#### QUELLE:
=-=-=
Radikalkritik und die Sehnsucht nach „mehr“ – ein Email-Wechsel

[Betr.: An den Seelsorger] Lieber Herr Pfarrer,

Wie lebt man mit der Sehnsucht nach Gottes Gegenwart, mit dem Drang nach „mehr,“ nachdem man Ihre Webseite, Bob Price’s Bücher, Earl Doherty’s und Harald Specht’s Jesus (letzteres auf Ihre Empfehlung hin), Randel Helms’ Gospel Fictions, etc., etc., u.s.w. gelesen hat? Auch wenn die Evangelien „the supreme fiction of our times“ sind, sind sie nicht doch ein guter blueprint für ein Leben? Ich habe meine Vertäuung verloren. Ich hielt mich immer für einen abendländischen Katholiken (nicht römisch!), der Kultur und Tradition zugetan und der historischen Grundlagen sicher. Jetzt bin ich verunsichert. Habe ich etwas mißverstanden? Etwas übersehen? Wohin mit Jesus?
=-=-=
#### VORLIEGENDE AUFLISTUNG:
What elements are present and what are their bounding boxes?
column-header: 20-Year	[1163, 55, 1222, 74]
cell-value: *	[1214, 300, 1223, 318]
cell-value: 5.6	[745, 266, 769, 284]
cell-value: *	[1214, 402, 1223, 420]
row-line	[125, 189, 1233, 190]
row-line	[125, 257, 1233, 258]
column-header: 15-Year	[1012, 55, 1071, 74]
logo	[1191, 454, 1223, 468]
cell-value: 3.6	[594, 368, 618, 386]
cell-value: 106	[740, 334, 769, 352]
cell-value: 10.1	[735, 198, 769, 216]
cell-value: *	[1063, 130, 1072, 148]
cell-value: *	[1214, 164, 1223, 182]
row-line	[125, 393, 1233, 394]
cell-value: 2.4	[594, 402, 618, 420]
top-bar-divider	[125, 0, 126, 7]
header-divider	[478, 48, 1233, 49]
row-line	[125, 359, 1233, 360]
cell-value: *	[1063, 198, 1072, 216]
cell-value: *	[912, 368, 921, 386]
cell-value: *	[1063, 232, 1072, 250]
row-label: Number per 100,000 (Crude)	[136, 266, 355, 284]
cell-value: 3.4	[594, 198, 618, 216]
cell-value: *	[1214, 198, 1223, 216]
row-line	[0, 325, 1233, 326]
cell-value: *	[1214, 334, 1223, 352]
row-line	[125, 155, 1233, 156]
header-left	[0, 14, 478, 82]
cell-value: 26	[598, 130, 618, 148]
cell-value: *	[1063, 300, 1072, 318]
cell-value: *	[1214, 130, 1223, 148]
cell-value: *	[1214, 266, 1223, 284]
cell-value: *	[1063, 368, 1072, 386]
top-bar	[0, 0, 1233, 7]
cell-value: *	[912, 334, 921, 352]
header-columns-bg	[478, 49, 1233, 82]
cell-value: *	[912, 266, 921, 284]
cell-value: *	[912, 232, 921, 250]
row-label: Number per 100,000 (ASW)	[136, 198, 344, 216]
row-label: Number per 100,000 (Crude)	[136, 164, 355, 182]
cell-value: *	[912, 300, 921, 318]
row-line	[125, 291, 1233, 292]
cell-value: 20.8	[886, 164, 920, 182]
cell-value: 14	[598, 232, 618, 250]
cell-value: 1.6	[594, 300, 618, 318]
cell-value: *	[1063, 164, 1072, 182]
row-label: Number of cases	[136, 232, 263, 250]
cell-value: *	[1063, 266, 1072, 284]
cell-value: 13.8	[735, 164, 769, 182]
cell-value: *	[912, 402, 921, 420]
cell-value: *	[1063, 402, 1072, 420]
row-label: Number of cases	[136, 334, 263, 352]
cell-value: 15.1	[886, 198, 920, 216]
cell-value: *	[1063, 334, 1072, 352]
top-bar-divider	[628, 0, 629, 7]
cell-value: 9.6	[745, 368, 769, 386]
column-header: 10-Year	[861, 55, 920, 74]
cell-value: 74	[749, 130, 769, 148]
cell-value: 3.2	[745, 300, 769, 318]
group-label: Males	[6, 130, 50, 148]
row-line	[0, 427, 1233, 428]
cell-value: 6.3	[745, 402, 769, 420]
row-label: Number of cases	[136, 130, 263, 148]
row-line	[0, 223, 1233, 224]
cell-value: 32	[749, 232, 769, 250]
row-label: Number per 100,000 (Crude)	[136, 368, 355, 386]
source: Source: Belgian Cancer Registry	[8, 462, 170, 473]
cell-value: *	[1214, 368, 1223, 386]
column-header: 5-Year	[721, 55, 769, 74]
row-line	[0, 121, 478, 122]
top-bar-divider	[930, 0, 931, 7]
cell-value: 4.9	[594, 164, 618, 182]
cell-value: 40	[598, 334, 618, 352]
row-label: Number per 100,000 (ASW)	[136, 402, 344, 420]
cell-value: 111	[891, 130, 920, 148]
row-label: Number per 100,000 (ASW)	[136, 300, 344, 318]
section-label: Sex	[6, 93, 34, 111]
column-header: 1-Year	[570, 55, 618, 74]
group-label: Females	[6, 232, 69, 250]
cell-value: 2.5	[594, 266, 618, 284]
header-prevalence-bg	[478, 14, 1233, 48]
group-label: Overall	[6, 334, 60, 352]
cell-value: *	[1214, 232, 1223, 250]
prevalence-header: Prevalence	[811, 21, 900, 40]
=-=-=
#### AUFGABE 1:
Kopiere aus der Quelle wörtlich die Passage von „Wie lebt man“ bis „Wohin mit Jesus?“.
#### AUFGABE 2:
Gib nur die Zeilen der Auflistung vom Anfang bis einschließlich der Zeile mit „14, 478, 82]“ erneut aus und benenne dabei „row-line“ in „table-rule“ um, ohne sonst etwas zu verändern.
Die Quelle und die Auflistung stammen aus voneinander unabhängigen Ursprüngen.

#### ANTWORT 1:
Wie lebt man mit der Sehnsucht nach Gottes Gegenwart, mit dem Drang nach „mehr,“ nachdem man Ihre Webseite, Bob Price’s Bücher, Earl Doherty’s und Harald Specht’s Jesus (letzteres auf Ihre Empfehlung hin), Randel Helms’ Gospel Fictions, etc., etc., u.s.w. gelesen hat? Auch wenn die Evangelien „the supreme fiction of our times“ sind, sind sie nicht doch ein guter blueprint für ein Leben? Ich habe meine Vertäuung verloren. Ich hielt mich immer für einen abendländischen Katholiken (nicht römisch!), der Kultur und Tradition zugetan und der historischen Grundlagen sicher. Jetzt bin ich verunsichert. Habe ich etwas mißverstanden? Etwas übersehen? Wohin mit Jesus?

#### ANTWORT 2:
What elements are present and what are their bounding boxes?
column-header: 20-Year	[1163, 55, 1222, 74]
cell-value: *	[1214, 300, 1223, 318]
cell-value: 5.6	[745, 266, 769, 284]
cell-value: *	[1214, 402, 1223, 420]
table-rule	[125, 189, 1233, 190]
table-rule	[125, 257, 1233, 258]
column-header: 15-Year	[1012, 55, 1071, 74]
logo	[1191, 454, 1223, 468]
cell-value: 3.6	[594, 368, 618, 386]
cell-value: 106	[740, 334, 769, 352]
cell-value: 10.1	[735, 198, 769, 216]
cell-value: *	[1063, 130, 1072, 148]
cell-value: *	[1214, 164, 1223, 182]
table-rule	[125, 393, 1233, 394]
cell-value: 2.4	[594, 402, 618, 420]
top-bar-divider	[125, 0, 126, 7]
header-divider	[478, 48, 1233, 49]
table-rule	[125, 359, 1233, 360]
cell-value: *	[1063, 198, 1072, 216]
cell-value: *	[912, 368, 921, 386]
cell-value: *	[1063, 232, 1072, 250]
row-label: Number per 100,000 (Crude)	[136, 266, 355, 284]
cell-value: 3.4	[594, 198, 618, 216]
cell-value: *	[1214, 198, 1223, 216]
table-rule	[0, 325, 1233, 326]
cell-value: *	[1214, 334, 1223, 352]
table-rule	[125, 155, 1233, 156]
header-left	[0, 14, 478, 82]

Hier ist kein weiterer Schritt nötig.